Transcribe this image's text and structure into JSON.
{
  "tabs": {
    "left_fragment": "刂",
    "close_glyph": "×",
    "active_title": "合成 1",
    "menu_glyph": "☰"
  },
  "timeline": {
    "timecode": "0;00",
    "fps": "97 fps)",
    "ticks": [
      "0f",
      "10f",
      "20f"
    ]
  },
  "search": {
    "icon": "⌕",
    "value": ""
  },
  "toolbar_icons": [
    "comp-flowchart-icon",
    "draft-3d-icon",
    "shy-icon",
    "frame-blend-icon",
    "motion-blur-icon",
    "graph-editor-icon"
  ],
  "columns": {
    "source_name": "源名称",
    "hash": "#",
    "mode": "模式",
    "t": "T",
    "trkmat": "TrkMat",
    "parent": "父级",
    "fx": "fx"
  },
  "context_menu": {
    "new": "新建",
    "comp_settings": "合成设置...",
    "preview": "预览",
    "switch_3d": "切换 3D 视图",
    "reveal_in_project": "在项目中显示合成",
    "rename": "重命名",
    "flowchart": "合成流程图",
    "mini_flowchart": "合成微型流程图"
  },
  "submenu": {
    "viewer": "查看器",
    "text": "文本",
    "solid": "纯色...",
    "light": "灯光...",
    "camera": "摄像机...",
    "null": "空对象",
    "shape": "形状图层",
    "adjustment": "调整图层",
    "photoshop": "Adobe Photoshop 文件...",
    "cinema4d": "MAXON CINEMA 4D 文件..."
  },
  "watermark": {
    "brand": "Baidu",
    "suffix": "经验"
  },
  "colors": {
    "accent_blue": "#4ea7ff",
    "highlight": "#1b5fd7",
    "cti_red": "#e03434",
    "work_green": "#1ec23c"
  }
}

·····

- [STATED PROBLEM]: Give the records above again, word for word.

- [THE RESPONSE]:
Transcribe this image's text and structure into JSON.
{
  "tabs": {
    "left_fragment": "刂",
    "close_glyph": "×",
    "active_title": "合成 1",
    "menu_glyph": "☰"
  },
  "timeline": {
    "timecode": "0;00",
    "fps": "97 fps)",
    "ticks": [
      "0f",
      "10f",
      "20f"
    ]
  },
  "search": {
    "icon": "⌕",
    "value": ""
  },
  "toolbar_icons": [
    "comp-flowchart-icon",
    "draft-3d-icon",
    "shy-icon",
    "frame-blend-icon",
    "motion-blur-icon",
    "graph-editor-icon"
  ],
  "columns": {
    "source_name": "源名称",
    "hash": "#",
    "mode": "模式",
    "t": "T",
    "trkmat": "TrkMat",
    "parent": "父级",
    "fx": "fx"
  },
  "context_menu": {
    "new": "新建",
    "comp_settings": "合成设置...",
    "preview": "预览",
    "switch_3d": "切换 3D 视图",
    "reveal_in_project": "在项目中显示合成",
    "rename": "重命名",
    "flowchart": "合成流程图",
    "mini_flowchart": "合成微型流程图"
  },
  "submenu": {
    "viewer": "查看器",
    "text": "文本",
    "solid": "纯色...",
    "light": "灯光...",
    "camera": "摄像机...",
    "null": "空对象",
    "shape": "形状图层",
    "adjustment": "调整图层",
    "photoshop": "Adobe Photoshop 文件...",
    "cinema4d": "MAXON CINEMA 4D 文件..."
  },
  "watermark": {
    "brand": "Baidu",
    "suffix": "经验"
  },
  "colors": {
    "accent_blue": "#4ea7ff",
    "highlight": "#1b5fd7",
    "cti_red": "#e03434",
    "work_green": "#1ec23c"
  }
}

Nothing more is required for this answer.